__Requirement__
Copy out each line exactly; pictures stay out of the copy.
———
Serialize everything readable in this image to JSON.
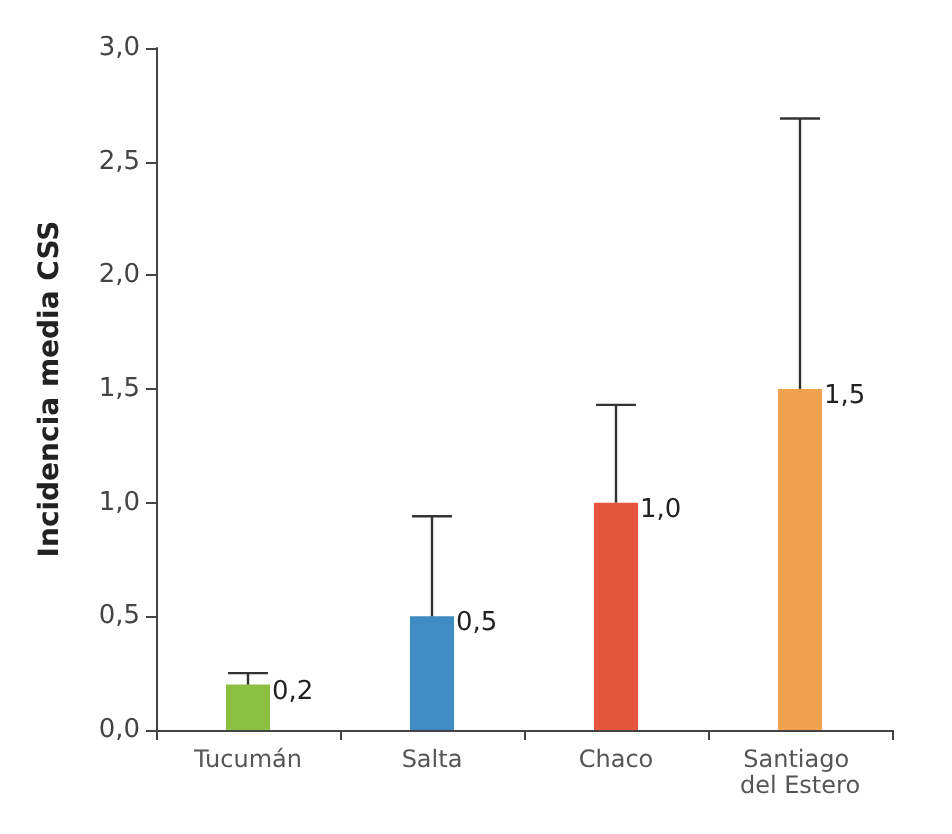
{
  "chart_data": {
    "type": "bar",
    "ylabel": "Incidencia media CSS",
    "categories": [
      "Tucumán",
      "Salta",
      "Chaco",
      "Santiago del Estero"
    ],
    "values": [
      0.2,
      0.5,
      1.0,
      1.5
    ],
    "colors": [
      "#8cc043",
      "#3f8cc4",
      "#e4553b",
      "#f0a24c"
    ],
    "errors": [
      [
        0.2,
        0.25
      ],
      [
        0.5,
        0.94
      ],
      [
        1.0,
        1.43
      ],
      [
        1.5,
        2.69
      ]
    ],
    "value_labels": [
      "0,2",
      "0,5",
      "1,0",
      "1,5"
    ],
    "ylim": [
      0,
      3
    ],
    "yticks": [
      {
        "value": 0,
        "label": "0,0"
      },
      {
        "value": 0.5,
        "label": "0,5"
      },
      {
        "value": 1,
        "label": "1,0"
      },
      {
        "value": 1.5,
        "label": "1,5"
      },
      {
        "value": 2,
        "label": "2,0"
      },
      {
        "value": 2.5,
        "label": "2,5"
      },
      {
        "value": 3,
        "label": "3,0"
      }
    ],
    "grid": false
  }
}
———
__Right answer__
Serialize everything readable in this image to JSON.
{
  "chart_data": {
    "type": "bar",
    "ylabel": "Incidencia media CSS",
    "categories": [
      "Tucumán",
      "Salta",
      "Chaco",
      "Santiago del Estero"
    ],
    "values": [
      0.2,
      0.5,
      1.0,
      1.5
    ],
    "colors": [
      "#8cc043",
      "#3f8cc4",
      "#e4553b",
      "#f0a24c"
    ],
    "errors": [
      [
        0.2,
        0.25
      ],
      [
        0.5,
        0.94
      ],
      [
        1.0,
        1.43
      ],
      [
        1.5,
        2.69
      ]
    ],
    "value_labels": [
      "0,2",
      "0,5",
      "1,0",
      "1,5"
    ],
    "ylim": [
      0,
      3
    ],
    "yticks": [
      {
        "value": 0,
        "label": "0,0"
      },
      {
        "value": 0.5,
        "label": "0,5"
      },
      {
        "value": 1,
        "label": "1,0"
      },
      {
        "value": 1.5,
        "label": "1,5"
      },
      {
        "value": 2,
        "label": "2,0"
      },
      {
        "value": 2.5,
        "label": "2,5"
      },
      {
        "value": 3,
        "label": "3,0"
      }
    ],
    "grid": false
  }
}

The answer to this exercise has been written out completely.